• DATASET EXTRACT:

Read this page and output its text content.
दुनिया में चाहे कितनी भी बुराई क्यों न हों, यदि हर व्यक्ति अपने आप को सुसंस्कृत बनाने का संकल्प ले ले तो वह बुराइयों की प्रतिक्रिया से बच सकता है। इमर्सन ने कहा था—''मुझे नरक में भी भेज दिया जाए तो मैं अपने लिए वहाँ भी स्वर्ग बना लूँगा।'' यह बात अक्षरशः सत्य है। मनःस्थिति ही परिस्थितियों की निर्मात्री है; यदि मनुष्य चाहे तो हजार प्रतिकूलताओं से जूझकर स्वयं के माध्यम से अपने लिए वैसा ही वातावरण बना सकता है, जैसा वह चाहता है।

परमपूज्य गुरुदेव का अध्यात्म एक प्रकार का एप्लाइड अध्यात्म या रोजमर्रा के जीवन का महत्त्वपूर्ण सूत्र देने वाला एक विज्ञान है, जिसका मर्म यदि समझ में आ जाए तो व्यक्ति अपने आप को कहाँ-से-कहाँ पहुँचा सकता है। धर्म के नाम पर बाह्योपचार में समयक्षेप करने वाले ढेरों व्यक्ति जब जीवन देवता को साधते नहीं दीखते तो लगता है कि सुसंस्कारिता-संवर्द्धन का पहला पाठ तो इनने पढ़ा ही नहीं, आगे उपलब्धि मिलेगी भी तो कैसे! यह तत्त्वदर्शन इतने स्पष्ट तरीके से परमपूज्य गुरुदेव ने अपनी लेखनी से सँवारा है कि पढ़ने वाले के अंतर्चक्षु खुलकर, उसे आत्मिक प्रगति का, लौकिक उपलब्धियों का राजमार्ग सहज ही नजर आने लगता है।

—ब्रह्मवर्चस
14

• REQUIREMENT: All the data must be duplicated exactly, with nothing added or removed.

• WRITTEN REPLY:
Read this page and output its text content.
दुनिया में चाहे कितनी भी बुराई क्यों न हों, यदि हर व्यक्ति अपने आप को सुसंस्कृत बनाने का संकल्प ले ले तो वह बुराइयों की प्रतिक्रिया से बच सकता है। इमर्सन ने कहा था—''मुझे नरक में भी भेज दिया जाए तो मैं अपने लिए वहाँ भी स्वर्ग बना लूँगा।'' यह बात अक्षरशः सत्य है। मनःस्थिति ही परिस्थितियों की निर्मात्री है; यदि मनुष्य चाहे तो हजार प्रतिकूलताओं से जूझकर स्वयं के माध्यम से अपने लिए वैसा ही वातावरण बना सकता है, जैसा वह चाहता है।

परमपूज्य गुरुदेव का अध्यात्म एक प्रकार का एप्लाइड अध्यात्म या रोजमर्रा के जीवन का महत्त्वपूर्ण सूत्र देने वाला एक विज्ञान है, जिसका मर्म यदि समझ में आ जाए तो व्यक्ति अपने आप को कहाँ-से-कहाँ पहुँचा सकता है। धर्म के नाम पर बाह्योपचार में समयक्षेप करने वाले ढेरों व्यक्ति जब जीवन देवता को साधते नहीं दीखते तो लगता है कि सुसंस्कारिता-संवर्द्धन का पहला पाठ तो इनने पढ़ा ही नहीं, आगे उपलब्धि मिलेगी भी तो कैसे! यह तत्त्वदर्शन इतने स्पष्ट तरीके से परमपूज्य गुरुदेव ने अपनी लेखनी से सँवारा है कि पढ़ने वाले के अंतर्चक्षु खुलकर, उसे आत्मिक प्रगति का, लौकिक उपलब्धियों का राजमार्ग सहज ही नजर आने लगता है।

—ब्रह्मवर्चस
14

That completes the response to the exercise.